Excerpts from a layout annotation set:
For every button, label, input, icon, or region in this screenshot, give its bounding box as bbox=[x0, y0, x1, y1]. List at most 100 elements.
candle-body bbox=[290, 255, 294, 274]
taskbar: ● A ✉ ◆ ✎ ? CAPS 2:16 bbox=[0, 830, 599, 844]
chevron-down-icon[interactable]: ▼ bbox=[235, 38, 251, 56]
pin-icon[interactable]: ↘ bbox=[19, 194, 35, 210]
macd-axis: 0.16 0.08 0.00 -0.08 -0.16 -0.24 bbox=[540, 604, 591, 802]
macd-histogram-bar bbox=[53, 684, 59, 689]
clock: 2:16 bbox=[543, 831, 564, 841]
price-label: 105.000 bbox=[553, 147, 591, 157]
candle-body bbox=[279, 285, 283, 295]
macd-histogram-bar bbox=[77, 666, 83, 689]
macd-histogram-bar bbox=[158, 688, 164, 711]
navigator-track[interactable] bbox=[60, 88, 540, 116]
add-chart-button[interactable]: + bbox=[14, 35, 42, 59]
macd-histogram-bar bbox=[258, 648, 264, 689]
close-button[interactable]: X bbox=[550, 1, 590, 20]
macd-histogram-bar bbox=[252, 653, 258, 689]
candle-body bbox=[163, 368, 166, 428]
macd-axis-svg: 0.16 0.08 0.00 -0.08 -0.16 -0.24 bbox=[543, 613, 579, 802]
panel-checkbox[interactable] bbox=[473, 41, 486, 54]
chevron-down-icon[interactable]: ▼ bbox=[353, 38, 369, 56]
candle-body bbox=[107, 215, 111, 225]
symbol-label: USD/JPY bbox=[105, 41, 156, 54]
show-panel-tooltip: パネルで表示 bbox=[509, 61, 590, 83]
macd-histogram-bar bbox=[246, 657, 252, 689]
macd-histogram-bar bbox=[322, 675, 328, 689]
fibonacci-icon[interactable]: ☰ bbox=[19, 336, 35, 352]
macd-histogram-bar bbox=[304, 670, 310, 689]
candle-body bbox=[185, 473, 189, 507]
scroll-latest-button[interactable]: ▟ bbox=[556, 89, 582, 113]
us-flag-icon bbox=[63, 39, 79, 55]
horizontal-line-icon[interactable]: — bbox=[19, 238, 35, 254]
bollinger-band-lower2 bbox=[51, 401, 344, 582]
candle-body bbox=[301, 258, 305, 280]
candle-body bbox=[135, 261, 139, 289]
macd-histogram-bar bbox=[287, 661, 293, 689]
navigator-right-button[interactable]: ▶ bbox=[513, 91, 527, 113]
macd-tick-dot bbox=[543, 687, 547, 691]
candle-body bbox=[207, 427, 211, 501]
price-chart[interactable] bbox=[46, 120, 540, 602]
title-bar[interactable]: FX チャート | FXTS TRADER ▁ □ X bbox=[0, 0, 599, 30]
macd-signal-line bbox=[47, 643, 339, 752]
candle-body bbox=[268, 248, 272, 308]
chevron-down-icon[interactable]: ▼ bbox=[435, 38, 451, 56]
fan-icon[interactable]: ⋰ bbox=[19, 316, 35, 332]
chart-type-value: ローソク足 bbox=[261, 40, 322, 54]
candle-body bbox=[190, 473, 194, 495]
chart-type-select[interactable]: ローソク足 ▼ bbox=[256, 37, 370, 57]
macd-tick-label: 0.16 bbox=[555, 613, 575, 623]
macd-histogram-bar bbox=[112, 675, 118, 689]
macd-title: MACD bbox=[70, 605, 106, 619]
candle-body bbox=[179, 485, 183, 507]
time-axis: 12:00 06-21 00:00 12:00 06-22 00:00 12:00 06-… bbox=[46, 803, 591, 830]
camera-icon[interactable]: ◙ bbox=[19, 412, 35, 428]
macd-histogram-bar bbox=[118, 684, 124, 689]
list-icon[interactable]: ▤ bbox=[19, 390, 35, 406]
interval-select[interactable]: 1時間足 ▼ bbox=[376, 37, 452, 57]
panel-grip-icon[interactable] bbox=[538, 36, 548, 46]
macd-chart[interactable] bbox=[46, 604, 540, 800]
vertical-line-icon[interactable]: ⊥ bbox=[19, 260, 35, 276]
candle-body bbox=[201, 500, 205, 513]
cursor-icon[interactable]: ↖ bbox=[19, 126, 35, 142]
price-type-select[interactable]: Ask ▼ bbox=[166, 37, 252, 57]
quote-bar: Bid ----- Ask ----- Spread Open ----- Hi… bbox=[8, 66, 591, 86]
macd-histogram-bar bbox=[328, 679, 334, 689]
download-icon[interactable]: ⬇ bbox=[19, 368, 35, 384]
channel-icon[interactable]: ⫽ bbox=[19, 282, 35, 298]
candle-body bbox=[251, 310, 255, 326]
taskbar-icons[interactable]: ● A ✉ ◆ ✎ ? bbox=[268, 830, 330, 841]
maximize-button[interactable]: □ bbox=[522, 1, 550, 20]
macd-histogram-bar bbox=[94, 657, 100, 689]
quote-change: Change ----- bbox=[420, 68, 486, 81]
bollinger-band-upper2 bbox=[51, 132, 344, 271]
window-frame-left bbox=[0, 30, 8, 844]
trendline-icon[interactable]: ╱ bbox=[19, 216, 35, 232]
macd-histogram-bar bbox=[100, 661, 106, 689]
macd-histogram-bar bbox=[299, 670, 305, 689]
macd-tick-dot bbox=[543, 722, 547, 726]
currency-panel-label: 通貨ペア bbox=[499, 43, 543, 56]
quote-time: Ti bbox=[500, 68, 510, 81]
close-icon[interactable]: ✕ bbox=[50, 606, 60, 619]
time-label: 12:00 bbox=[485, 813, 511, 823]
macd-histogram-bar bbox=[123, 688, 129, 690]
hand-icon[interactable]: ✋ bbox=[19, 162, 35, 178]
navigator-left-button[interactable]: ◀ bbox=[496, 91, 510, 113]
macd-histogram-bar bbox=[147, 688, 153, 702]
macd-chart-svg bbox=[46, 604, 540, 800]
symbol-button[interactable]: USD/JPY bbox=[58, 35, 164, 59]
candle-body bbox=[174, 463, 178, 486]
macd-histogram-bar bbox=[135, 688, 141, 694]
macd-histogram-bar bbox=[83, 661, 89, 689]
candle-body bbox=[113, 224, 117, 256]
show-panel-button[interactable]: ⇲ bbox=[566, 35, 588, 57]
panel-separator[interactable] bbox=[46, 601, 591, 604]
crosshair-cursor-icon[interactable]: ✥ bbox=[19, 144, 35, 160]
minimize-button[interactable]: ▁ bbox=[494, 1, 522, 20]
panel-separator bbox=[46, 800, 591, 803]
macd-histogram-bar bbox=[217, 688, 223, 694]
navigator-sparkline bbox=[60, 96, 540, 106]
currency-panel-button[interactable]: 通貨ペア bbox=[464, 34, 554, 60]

EXERCISE OBJECTIVE: Recast everything from the start of the listing down to the line containing "pin-icon[interactable]: ↘ bbox=[19, 194, 35, 210]" as a Markdown table with columns No. and Line, numbering each line and leaving out blank lines.

SOLUTION FOR THIS EXERCISE:
| No. | Line |
|---|---|
| 1 | For every button, label, input, icon, or region in this screenshot, give its bounding box as bbox=[x0, y0, x1, y1]. List at most 100 elements. |
| 2 | candle-body bbox=[290, 255, 294, 274] |
| 3 | taskbar: ● A ✉ ◆ ✎ ? CAPS 2:16 bbox=[0, 830, 599, 844] |
| 4 | chevron-down-icon[interactable]: ▼ bbox=[235, 38, 251, 56] |
| 5 | pin-icon[interactable]: ↘ bbox=[19, 194, 35, 210] |